§ Task instructions:
Locate each line below that includes "EXPENSES" and reproduce it.

§ Record extracts:
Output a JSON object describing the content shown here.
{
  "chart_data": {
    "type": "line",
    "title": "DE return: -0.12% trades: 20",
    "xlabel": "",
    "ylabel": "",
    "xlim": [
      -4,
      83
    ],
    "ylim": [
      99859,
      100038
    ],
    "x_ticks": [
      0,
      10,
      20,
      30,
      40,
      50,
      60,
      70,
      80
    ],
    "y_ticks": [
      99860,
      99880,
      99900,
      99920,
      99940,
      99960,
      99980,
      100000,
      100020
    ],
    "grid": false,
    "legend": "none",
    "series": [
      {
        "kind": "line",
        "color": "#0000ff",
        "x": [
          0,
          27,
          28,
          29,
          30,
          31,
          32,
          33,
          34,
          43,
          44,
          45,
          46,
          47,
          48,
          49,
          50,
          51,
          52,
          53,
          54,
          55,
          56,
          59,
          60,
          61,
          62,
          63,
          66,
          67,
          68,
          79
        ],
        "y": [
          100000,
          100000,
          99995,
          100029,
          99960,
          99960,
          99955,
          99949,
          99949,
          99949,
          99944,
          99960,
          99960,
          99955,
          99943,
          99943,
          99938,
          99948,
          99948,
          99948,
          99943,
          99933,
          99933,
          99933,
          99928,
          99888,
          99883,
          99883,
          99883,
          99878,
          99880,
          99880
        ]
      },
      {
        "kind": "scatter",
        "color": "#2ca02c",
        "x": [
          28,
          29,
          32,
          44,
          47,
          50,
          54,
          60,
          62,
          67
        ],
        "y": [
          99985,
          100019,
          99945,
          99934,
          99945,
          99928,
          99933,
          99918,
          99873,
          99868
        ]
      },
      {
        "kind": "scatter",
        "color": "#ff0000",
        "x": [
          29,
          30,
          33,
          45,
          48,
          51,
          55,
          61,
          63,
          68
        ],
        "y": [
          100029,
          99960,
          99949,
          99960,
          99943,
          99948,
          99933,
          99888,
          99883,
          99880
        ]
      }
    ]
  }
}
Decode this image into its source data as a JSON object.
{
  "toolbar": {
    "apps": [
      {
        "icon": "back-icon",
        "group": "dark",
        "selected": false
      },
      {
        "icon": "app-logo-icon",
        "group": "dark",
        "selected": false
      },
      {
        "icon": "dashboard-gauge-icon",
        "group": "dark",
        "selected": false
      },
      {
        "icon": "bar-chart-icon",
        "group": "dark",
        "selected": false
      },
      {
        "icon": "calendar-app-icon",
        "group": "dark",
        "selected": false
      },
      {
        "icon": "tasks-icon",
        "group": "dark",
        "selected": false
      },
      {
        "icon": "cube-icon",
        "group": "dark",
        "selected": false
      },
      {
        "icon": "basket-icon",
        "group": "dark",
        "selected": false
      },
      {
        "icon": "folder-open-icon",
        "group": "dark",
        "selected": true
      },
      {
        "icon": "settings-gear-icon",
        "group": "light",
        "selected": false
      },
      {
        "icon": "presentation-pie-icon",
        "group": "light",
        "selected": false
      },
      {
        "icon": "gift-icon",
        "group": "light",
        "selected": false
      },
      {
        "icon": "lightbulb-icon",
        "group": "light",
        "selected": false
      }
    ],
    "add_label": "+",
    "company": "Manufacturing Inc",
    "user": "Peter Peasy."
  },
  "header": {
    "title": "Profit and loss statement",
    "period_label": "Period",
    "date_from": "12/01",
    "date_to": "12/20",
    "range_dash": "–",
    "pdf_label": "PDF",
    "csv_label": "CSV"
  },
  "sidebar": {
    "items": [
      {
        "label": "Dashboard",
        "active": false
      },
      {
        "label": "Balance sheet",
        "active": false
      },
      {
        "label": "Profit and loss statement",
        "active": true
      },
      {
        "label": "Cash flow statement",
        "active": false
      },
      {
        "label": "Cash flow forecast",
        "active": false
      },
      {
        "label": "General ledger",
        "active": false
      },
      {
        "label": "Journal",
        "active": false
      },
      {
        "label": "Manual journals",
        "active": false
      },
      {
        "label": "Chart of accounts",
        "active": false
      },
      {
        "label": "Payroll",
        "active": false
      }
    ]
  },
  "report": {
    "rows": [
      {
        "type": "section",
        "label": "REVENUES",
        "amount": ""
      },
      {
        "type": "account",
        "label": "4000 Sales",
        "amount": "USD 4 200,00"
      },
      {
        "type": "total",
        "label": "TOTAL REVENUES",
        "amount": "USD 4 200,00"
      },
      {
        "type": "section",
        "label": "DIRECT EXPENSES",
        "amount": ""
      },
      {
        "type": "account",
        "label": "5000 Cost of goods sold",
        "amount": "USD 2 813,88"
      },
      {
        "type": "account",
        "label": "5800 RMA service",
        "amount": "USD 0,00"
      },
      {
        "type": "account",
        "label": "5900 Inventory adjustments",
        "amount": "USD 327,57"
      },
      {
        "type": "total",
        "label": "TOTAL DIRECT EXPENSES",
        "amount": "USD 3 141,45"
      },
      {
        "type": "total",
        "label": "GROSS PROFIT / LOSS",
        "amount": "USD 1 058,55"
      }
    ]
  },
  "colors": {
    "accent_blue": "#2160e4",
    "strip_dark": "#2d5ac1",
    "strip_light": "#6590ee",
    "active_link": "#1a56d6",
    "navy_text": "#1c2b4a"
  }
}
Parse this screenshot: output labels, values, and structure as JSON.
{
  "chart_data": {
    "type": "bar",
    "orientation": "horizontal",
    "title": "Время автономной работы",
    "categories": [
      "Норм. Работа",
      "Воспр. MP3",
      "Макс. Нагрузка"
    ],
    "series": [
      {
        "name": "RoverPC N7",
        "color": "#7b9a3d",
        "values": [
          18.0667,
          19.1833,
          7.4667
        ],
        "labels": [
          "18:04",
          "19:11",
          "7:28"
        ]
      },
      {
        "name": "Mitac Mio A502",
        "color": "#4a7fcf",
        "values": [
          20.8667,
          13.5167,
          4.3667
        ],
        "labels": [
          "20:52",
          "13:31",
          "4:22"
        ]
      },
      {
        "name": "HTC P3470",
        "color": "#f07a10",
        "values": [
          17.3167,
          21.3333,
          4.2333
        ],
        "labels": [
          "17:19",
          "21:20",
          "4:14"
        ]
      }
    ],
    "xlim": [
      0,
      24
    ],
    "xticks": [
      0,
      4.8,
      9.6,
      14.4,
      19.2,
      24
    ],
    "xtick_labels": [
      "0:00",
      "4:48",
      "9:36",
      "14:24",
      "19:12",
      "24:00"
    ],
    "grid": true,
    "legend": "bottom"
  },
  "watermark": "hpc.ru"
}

§ Final result:
        "label": "DIRECT EXPENSES",
        "label": "TOTAL DIRECT EXPENSES",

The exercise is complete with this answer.